** YOUR TASK **
Pick out each line containing the string "Rotate".

Some records:
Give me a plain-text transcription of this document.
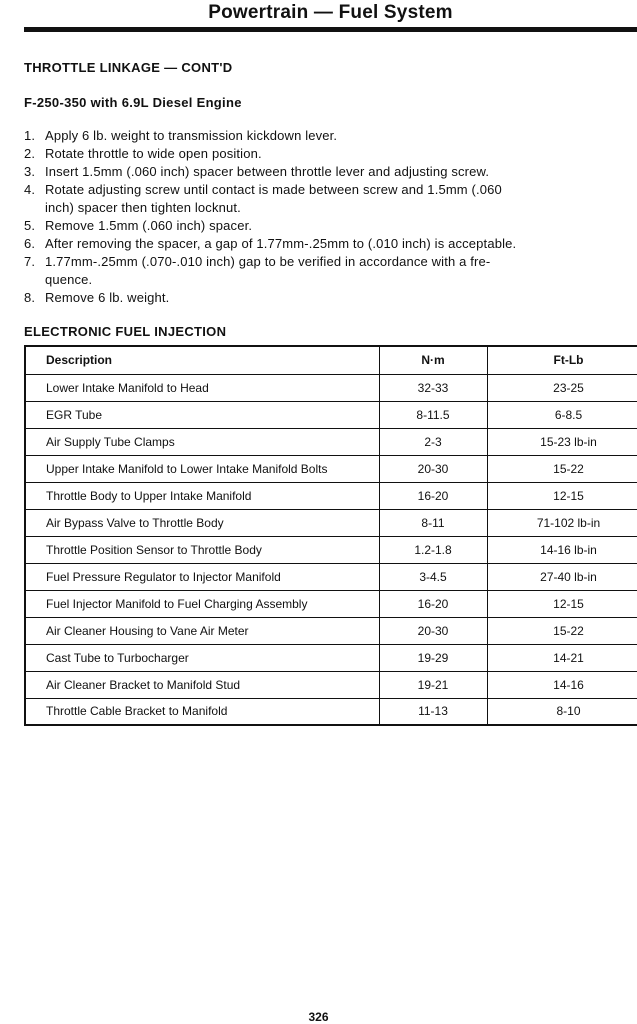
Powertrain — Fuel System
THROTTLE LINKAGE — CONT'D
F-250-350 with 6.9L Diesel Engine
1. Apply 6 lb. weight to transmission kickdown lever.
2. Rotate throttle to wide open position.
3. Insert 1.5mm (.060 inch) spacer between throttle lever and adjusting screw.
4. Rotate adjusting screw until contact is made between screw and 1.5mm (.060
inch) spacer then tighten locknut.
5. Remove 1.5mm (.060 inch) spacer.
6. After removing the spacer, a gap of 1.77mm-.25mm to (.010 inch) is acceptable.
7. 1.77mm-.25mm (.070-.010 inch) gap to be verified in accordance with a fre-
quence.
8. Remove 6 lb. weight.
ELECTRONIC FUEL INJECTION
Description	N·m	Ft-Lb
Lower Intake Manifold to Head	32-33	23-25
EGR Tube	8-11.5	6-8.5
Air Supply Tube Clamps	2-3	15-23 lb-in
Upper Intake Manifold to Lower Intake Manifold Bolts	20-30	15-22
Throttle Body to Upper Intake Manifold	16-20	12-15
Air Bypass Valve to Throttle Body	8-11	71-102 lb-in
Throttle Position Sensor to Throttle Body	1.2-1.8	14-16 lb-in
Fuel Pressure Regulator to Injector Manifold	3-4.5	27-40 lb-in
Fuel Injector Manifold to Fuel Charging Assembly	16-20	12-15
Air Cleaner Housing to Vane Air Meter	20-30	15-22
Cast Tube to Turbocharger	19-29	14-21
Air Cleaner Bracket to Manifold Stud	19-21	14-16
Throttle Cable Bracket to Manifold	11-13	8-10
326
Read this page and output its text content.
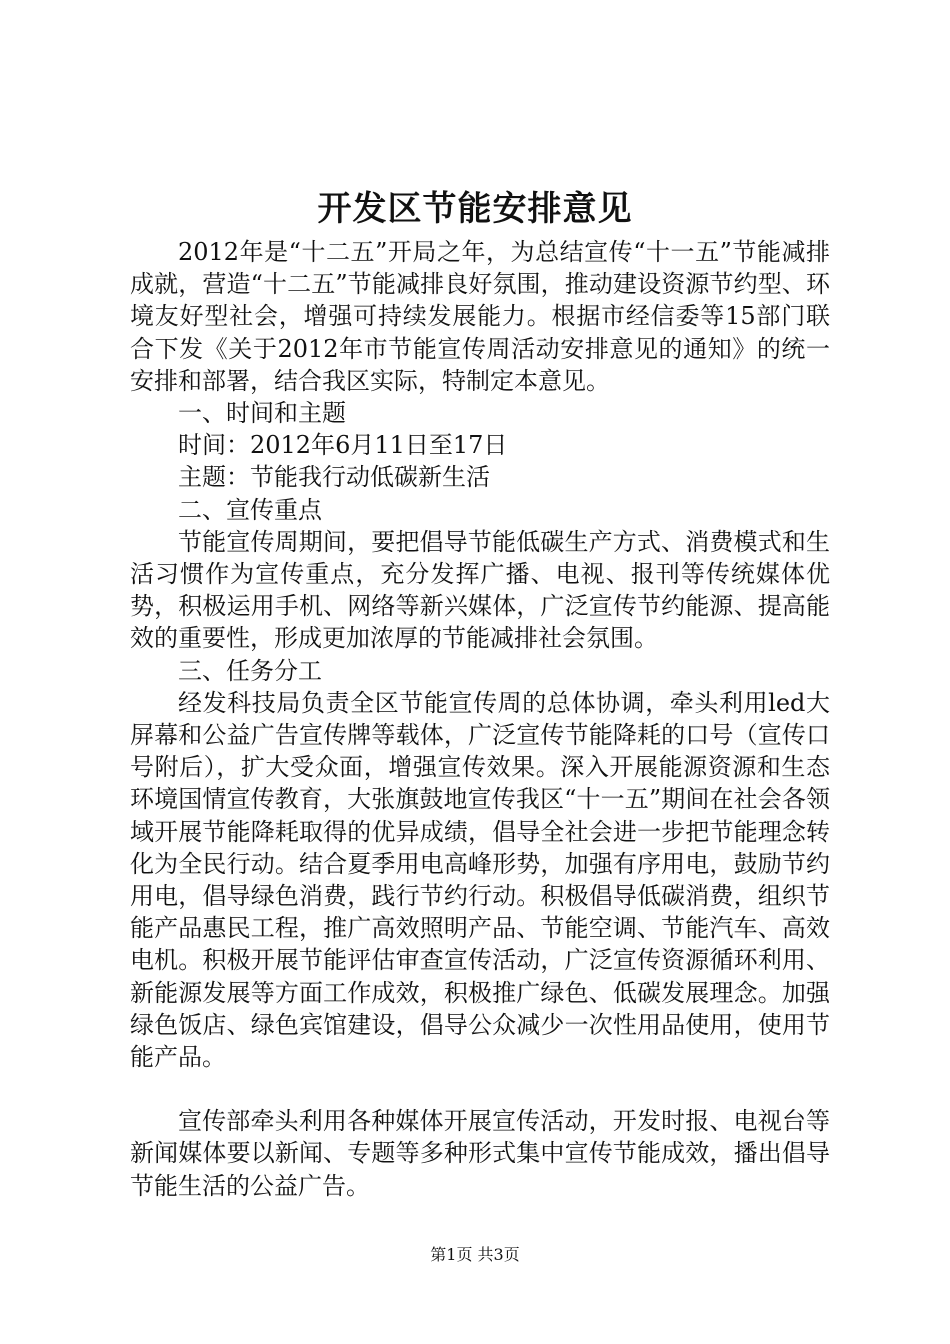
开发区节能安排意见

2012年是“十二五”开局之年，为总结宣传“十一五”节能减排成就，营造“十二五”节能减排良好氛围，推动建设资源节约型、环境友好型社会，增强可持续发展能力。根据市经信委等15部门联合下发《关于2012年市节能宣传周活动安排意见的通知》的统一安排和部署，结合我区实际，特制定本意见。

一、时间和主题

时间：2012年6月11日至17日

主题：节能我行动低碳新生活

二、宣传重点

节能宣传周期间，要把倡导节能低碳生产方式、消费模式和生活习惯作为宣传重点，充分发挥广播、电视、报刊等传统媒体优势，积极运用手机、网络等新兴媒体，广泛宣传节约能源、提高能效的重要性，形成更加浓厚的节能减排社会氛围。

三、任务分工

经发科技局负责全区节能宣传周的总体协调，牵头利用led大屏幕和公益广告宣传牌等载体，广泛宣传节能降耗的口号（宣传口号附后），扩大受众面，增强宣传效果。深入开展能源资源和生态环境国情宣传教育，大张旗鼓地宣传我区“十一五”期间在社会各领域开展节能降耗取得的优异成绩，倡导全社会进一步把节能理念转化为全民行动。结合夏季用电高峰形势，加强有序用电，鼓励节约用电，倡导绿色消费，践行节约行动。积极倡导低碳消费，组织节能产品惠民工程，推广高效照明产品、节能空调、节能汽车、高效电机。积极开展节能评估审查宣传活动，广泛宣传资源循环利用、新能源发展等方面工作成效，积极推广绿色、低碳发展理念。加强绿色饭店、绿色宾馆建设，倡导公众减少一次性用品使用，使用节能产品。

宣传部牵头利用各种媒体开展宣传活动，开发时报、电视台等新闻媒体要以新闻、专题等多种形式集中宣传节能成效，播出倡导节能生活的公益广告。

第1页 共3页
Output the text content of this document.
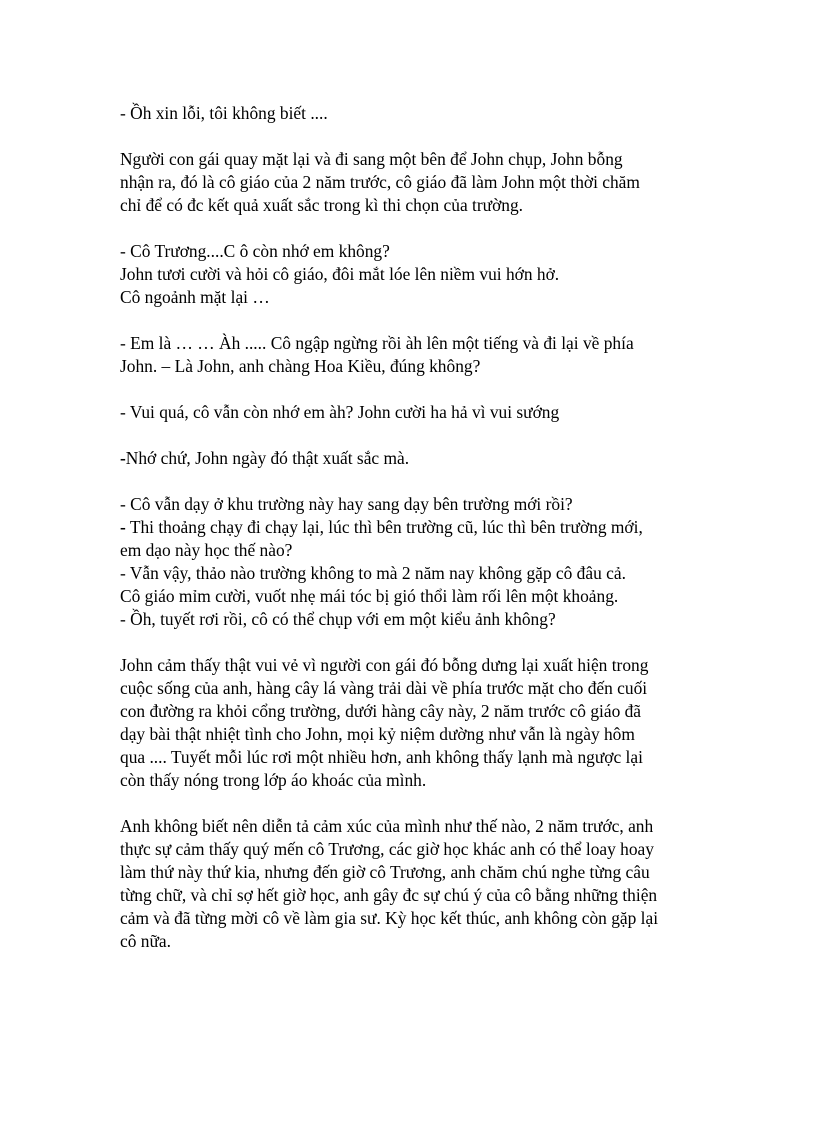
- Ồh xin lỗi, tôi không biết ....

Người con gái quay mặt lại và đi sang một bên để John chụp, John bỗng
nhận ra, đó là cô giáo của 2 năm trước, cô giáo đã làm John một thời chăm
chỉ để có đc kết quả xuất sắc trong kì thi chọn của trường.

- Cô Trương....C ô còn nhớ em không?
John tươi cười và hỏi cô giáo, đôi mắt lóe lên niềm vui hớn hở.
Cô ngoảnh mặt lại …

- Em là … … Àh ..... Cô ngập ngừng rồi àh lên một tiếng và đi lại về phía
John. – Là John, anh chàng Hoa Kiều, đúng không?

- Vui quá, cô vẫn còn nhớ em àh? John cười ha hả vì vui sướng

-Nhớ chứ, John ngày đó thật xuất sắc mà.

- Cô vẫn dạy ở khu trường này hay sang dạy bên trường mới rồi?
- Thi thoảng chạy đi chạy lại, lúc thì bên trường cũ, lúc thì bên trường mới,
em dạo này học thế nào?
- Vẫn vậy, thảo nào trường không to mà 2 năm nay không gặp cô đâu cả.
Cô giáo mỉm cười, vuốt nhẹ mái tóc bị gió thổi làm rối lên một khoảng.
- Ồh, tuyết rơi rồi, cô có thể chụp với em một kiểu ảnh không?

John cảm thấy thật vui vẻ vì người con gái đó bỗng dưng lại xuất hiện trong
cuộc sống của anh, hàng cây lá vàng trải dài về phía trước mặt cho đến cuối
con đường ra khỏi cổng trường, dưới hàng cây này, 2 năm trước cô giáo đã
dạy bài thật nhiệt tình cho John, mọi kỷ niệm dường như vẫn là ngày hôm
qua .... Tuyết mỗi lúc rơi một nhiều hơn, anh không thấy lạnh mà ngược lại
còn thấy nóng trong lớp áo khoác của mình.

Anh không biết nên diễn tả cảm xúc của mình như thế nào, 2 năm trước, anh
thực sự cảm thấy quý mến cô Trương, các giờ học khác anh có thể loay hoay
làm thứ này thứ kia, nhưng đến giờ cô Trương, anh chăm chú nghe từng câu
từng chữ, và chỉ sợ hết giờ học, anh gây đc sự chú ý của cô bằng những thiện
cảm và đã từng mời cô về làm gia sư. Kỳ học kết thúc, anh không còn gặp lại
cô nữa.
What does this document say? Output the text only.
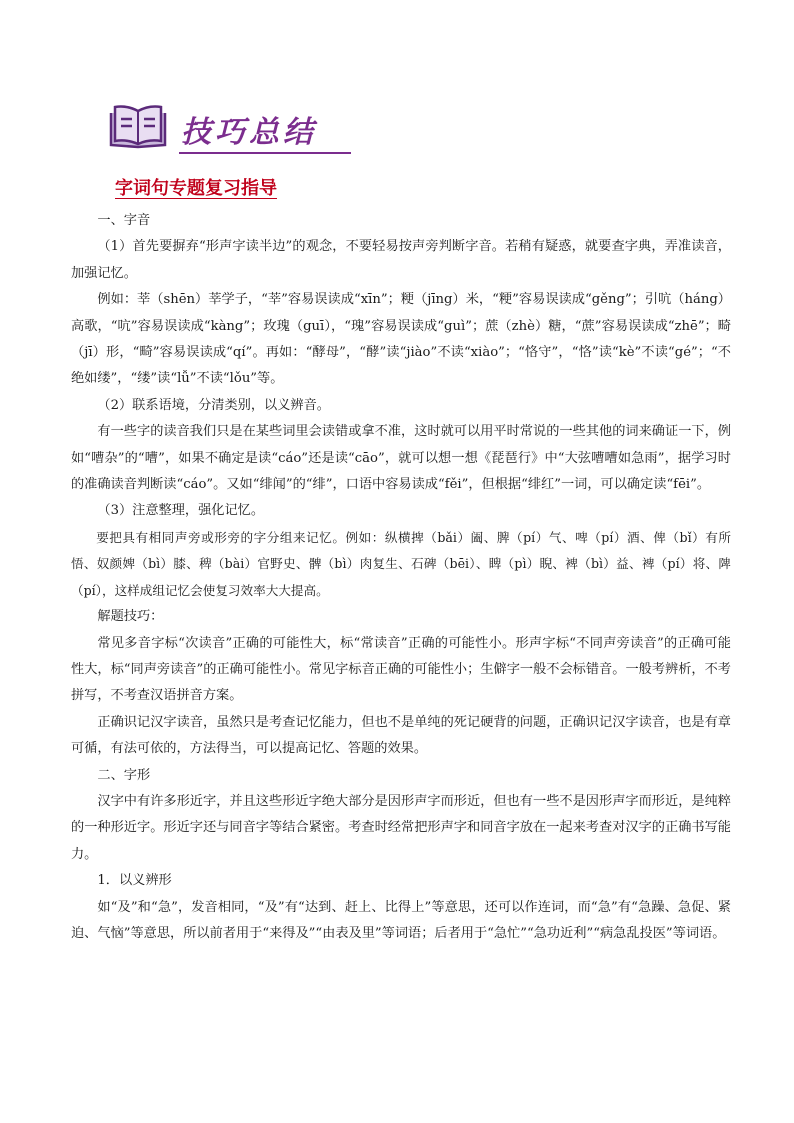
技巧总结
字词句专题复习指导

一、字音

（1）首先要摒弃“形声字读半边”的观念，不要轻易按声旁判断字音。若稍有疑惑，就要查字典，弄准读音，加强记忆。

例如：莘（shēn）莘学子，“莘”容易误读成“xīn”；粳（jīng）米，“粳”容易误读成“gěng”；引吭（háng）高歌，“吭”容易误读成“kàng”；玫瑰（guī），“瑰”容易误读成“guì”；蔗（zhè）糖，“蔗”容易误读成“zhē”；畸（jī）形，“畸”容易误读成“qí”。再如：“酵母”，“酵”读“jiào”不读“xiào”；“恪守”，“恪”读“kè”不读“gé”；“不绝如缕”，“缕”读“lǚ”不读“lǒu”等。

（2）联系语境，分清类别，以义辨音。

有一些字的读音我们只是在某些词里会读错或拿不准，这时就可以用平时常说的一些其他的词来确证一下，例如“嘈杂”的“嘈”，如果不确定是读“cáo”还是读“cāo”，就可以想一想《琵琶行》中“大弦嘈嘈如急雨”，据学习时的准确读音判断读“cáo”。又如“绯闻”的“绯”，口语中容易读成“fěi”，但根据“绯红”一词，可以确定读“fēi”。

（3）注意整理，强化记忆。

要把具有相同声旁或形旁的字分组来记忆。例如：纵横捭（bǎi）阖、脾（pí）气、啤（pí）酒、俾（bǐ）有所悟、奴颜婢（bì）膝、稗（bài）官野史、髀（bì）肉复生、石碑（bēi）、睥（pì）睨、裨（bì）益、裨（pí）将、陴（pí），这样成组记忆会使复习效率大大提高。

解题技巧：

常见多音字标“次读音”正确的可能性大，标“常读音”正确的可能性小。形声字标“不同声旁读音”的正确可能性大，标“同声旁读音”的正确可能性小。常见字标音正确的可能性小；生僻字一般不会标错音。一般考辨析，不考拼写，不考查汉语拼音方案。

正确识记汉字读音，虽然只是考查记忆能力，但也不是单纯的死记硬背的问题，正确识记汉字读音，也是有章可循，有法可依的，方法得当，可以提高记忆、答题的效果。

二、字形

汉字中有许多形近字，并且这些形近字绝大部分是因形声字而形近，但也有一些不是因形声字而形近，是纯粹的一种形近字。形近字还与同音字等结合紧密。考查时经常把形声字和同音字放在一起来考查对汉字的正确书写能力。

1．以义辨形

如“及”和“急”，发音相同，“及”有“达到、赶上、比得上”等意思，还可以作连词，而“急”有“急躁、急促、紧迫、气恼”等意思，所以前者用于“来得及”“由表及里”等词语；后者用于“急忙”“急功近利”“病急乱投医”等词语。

** SOLUTION **
2. Rotate throttle to wide open position.
4. Rotate adjusting screw until contact is made between screw and 1.5mm (.060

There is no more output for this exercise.